Pull out every line below that contains the word "xlabel".

── Information shown

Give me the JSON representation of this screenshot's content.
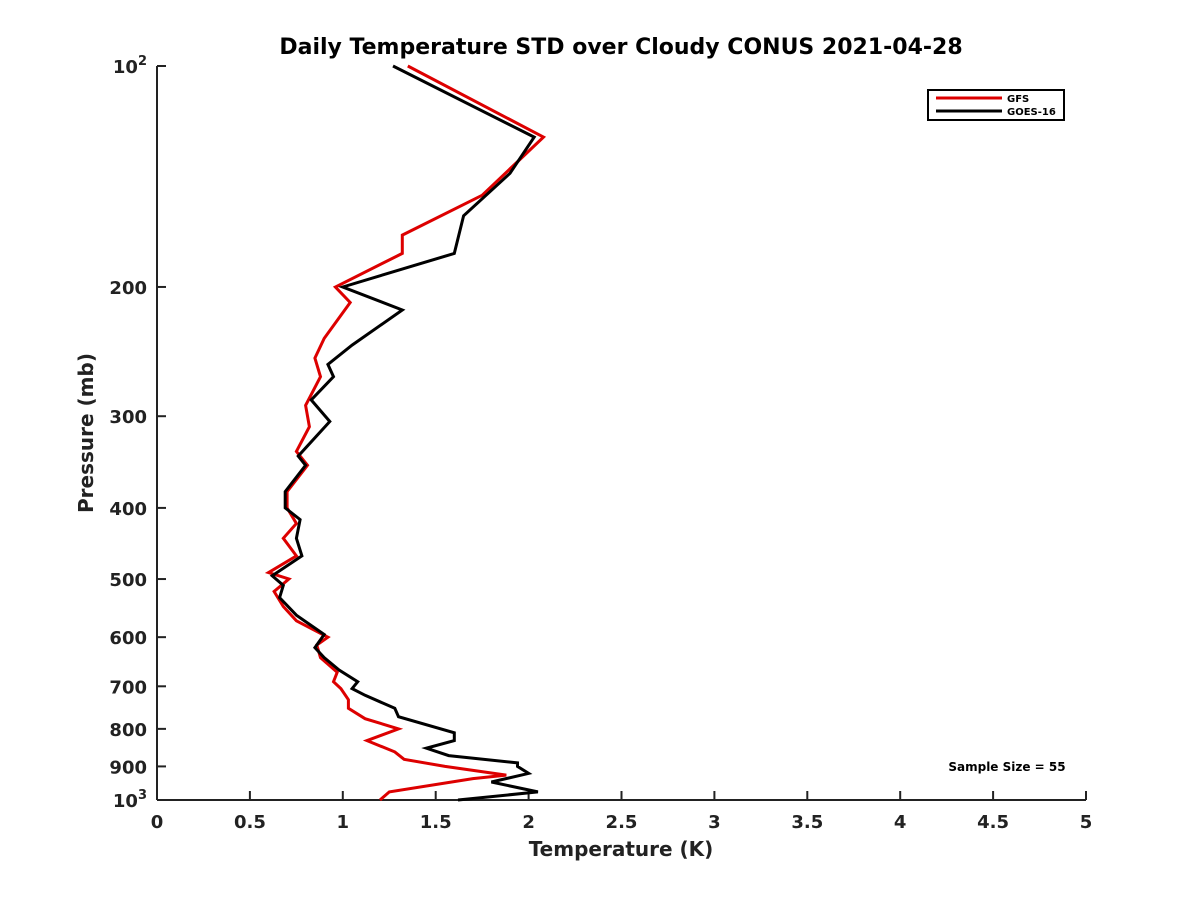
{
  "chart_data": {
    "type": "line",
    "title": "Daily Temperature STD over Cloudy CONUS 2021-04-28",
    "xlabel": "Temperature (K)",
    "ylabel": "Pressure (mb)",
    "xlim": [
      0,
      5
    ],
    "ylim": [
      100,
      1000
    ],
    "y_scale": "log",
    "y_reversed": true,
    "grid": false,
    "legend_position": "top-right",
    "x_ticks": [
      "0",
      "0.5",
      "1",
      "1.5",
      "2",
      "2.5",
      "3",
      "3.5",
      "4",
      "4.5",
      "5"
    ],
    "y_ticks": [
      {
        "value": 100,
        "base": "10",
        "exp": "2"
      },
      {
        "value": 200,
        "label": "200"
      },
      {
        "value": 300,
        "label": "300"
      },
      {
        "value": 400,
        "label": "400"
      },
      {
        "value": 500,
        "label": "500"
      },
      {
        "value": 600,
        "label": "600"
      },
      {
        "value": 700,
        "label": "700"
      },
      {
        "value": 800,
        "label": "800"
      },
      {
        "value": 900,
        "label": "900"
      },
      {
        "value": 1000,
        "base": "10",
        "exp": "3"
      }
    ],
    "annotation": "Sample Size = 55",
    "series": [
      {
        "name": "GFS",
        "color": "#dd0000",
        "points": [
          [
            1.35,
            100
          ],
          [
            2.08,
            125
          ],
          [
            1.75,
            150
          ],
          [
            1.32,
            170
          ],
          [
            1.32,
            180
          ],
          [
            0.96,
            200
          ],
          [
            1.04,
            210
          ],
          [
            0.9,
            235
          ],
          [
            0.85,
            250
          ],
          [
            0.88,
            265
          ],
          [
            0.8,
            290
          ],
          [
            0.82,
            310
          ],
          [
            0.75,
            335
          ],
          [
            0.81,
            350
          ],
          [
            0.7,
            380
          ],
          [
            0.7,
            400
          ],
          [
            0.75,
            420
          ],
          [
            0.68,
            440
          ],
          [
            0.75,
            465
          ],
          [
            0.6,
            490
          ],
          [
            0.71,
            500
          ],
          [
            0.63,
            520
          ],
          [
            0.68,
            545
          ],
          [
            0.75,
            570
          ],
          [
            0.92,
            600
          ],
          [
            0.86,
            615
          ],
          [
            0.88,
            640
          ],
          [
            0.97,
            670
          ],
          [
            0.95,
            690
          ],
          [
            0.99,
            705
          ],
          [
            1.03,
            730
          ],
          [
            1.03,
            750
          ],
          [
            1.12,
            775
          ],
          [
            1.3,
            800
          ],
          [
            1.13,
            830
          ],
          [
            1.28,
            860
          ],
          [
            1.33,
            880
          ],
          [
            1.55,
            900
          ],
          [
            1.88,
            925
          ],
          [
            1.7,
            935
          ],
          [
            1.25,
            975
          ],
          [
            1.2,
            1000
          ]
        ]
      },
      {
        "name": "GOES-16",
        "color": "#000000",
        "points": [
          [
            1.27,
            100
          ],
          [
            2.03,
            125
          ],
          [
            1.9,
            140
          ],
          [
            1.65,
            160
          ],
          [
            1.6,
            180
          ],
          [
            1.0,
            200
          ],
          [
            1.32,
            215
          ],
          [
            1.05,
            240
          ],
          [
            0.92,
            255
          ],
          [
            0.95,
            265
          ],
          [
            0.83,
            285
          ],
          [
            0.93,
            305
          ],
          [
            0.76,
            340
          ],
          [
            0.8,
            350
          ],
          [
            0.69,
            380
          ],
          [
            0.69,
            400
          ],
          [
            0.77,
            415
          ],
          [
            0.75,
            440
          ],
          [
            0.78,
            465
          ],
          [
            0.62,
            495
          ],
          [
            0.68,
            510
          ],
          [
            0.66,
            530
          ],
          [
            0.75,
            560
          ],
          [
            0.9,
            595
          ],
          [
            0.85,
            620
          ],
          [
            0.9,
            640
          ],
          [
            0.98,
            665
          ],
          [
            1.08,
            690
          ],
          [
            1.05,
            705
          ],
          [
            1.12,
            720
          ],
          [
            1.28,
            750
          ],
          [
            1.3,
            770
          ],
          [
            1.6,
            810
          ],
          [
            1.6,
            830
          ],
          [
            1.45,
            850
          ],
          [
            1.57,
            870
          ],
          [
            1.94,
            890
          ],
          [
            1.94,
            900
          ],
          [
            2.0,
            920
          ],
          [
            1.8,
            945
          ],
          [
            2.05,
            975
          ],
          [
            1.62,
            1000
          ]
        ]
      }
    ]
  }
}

────
── Information shown

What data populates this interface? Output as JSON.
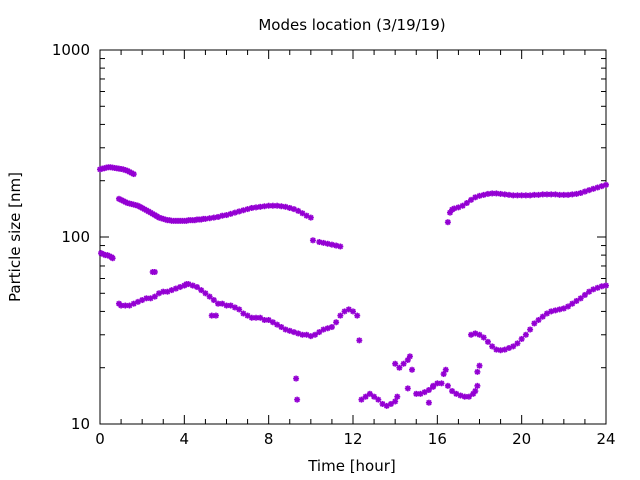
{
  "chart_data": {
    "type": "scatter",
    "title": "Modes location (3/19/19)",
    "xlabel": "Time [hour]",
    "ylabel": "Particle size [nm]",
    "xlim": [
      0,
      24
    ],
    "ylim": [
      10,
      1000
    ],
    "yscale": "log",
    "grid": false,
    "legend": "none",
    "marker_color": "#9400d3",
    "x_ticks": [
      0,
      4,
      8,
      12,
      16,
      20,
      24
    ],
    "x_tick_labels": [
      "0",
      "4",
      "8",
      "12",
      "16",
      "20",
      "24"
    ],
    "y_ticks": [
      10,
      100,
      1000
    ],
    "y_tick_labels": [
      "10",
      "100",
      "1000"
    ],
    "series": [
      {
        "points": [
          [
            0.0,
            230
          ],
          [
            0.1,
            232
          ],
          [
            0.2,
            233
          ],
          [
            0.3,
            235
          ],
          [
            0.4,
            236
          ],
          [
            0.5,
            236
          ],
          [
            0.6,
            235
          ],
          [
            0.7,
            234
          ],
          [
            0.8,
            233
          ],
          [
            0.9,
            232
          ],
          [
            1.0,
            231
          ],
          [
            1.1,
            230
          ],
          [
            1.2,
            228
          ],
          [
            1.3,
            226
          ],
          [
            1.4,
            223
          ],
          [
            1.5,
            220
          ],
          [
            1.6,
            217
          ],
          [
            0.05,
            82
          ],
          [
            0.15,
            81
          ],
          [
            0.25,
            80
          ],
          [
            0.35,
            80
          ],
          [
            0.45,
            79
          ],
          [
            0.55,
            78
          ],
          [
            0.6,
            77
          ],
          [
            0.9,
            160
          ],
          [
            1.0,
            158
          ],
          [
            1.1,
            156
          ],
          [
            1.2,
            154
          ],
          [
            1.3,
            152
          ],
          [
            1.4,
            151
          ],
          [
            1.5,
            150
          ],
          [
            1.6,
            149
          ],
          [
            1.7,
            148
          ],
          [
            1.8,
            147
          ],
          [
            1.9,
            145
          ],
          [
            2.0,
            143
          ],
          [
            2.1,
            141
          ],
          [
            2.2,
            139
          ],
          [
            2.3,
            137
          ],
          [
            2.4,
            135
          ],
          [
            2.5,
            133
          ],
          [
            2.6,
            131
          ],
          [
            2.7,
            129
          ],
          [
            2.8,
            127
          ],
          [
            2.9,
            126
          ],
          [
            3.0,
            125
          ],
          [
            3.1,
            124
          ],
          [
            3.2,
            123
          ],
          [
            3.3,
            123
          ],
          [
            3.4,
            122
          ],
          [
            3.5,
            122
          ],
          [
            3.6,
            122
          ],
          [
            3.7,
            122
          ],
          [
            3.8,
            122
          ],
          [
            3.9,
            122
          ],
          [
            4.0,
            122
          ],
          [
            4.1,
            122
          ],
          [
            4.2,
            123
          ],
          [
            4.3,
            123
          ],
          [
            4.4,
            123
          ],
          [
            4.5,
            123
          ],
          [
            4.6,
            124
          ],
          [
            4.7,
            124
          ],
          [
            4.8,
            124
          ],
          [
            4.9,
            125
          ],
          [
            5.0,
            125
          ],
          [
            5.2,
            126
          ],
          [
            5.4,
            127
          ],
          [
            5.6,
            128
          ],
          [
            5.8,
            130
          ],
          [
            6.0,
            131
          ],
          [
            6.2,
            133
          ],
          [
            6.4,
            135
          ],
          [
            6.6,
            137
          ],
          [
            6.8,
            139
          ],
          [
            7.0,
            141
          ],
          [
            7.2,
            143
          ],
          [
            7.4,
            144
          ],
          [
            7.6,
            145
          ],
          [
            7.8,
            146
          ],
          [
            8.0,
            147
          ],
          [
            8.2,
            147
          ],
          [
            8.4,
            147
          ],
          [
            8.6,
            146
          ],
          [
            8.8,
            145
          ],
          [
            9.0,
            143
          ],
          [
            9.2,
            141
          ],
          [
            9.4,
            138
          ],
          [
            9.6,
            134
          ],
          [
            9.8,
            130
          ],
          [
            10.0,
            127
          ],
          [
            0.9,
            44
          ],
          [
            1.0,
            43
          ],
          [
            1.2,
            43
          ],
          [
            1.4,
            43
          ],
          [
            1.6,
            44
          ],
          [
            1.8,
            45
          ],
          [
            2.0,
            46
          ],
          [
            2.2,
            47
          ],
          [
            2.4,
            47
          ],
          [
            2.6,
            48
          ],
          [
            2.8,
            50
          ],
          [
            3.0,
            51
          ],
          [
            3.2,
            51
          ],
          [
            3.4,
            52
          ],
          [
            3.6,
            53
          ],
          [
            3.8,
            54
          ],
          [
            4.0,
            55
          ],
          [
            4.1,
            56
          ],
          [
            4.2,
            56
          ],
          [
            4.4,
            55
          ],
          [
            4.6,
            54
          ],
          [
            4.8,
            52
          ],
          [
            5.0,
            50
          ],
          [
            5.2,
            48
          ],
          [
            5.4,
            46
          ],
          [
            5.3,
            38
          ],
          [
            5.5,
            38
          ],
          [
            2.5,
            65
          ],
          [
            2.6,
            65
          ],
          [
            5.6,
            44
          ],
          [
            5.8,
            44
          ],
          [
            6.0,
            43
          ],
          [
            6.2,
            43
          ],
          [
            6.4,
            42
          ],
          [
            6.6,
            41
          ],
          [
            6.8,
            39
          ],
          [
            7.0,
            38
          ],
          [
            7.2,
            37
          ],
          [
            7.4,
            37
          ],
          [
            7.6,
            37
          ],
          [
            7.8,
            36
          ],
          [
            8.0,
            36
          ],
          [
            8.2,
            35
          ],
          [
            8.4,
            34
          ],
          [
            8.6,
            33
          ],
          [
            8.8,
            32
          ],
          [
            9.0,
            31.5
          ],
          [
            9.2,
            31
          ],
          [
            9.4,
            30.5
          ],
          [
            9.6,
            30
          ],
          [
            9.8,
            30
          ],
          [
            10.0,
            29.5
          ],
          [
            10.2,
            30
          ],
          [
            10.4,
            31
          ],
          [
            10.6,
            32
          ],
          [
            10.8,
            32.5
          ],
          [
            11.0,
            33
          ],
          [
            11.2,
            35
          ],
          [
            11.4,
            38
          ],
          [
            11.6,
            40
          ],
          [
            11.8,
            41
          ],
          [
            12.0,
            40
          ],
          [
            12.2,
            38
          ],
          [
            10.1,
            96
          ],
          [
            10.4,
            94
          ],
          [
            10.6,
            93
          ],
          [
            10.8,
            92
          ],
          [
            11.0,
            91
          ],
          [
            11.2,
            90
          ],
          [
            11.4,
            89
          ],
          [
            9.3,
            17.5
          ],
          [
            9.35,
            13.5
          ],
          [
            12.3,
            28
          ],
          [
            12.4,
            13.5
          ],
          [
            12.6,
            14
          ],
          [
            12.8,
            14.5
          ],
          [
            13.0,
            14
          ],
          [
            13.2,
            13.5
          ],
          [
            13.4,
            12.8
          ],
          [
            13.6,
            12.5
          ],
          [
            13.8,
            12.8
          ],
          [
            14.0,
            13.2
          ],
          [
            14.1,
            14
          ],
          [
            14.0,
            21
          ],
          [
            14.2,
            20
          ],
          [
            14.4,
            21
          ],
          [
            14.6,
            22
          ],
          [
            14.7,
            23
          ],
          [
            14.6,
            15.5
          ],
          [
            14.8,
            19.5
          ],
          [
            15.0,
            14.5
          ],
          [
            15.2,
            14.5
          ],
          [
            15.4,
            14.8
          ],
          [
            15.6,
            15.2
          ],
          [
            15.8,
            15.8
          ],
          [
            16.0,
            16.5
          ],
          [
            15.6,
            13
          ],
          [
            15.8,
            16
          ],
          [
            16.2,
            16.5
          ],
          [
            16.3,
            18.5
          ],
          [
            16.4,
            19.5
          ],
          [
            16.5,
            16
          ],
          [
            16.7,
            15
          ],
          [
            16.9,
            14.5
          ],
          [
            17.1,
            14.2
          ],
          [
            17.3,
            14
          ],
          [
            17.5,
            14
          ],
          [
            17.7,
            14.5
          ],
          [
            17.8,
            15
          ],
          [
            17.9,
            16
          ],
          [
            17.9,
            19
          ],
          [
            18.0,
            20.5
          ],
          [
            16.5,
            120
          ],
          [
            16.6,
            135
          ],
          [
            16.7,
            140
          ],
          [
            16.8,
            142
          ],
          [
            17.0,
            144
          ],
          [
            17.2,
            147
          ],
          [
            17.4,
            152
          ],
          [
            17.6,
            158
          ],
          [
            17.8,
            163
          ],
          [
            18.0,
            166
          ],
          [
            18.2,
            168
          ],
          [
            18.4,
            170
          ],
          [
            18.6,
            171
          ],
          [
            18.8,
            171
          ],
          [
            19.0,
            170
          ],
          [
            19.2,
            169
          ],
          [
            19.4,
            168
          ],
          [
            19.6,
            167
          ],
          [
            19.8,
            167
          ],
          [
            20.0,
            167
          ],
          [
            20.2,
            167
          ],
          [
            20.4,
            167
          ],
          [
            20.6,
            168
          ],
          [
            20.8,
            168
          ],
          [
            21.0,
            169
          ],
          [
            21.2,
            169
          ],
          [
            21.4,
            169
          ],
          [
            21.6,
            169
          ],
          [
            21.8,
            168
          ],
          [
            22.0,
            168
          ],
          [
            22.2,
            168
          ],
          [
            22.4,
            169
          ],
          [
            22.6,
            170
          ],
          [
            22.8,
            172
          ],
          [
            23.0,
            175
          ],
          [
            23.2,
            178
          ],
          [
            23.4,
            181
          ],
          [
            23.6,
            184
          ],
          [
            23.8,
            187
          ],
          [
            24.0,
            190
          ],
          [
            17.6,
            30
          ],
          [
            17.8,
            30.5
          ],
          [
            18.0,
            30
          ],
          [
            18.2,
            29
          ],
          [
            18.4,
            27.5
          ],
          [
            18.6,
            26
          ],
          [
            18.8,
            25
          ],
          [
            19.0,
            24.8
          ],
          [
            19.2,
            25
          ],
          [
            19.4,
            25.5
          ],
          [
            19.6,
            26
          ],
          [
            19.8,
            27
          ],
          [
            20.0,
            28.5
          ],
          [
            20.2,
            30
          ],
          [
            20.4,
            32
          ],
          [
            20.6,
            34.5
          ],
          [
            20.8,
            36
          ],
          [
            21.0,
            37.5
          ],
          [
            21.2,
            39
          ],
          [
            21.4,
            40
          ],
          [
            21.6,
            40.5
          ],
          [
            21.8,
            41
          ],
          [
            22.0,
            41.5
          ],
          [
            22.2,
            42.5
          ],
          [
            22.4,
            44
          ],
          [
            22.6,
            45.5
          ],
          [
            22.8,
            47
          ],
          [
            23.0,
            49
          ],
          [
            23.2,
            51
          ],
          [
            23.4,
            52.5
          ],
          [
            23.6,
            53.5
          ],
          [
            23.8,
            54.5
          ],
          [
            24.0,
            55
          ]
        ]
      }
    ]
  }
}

────
── Information shown

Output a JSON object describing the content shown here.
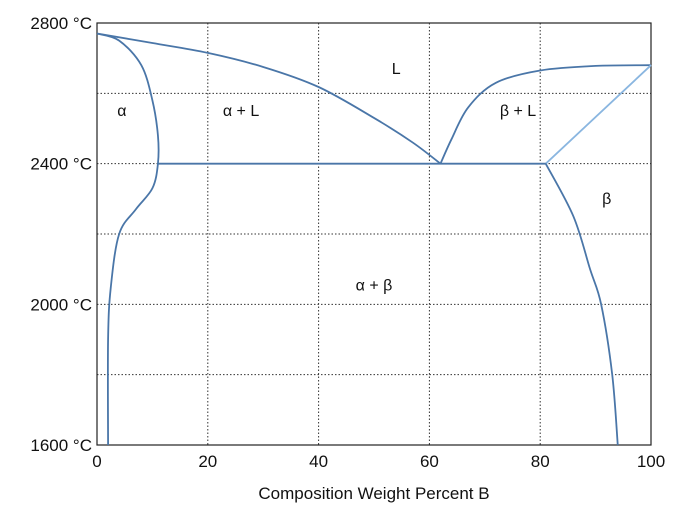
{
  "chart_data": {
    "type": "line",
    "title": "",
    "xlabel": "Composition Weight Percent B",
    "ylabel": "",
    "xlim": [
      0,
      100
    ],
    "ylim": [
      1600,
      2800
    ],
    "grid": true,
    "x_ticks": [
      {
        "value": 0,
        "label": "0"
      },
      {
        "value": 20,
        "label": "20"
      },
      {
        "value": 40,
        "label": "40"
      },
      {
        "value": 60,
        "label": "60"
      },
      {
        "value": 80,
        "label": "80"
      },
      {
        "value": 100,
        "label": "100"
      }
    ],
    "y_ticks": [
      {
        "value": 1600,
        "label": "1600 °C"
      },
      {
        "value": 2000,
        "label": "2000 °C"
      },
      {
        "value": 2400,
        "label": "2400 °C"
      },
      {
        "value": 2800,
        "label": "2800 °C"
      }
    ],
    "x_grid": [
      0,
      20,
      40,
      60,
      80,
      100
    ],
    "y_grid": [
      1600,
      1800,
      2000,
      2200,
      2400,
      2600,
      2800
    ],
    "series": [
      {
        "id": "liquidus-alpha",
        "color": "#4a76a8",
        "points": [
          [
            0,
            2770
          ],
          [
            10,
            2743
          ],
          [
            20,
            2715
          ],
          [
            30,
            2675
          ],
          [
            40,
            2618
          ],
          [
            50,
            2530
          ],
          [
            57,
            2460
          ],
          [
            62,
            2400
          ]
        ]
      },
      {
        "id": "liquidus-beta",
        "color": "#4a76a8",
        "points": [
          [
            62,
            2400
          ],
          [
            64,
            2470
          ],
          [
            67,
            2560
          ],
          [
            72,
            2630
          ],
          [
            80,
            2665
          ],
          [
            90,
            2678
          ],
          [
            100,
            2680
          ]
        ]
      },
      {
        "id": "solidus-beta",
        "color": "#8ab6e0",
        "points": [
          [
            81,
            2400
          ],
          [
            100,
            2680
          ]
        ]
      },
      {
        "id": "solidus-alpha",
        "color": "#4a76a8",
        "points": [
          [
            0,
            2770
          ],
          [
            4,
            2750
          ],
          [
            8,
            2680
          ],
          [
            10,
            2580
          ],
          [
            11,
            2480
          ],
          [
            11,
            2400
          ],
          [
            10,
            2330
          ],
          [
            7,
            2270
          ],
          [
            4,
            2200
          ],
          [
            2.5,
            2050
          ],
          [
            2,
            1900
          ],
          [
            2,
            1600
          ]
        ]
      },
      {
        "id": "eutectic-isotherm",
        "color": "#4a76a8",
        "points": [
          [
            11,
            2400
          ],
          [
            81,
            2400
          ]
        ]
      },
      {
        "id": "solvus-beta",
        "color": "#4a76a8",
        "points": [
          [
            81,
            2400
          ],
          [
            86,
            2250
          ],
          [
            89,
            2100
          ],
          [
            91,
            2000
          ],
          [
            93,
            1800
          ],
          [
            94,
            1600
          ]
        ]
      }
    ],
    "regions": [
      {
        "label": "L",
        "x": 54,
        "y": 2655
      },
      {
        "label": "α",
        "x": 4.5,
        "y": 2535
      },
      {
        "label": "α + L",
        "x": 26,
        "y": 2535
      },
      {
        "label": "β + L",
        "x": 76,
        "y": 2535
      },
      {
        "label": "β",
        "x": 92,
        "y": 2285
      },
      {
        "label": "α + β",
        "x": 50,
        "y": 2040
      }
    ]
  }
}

────

# Answer below
    "xlabel": "Temperature (K)",
    "xlabel": "Time [hour]",
    "xlabel": "Composition Weight Percent B",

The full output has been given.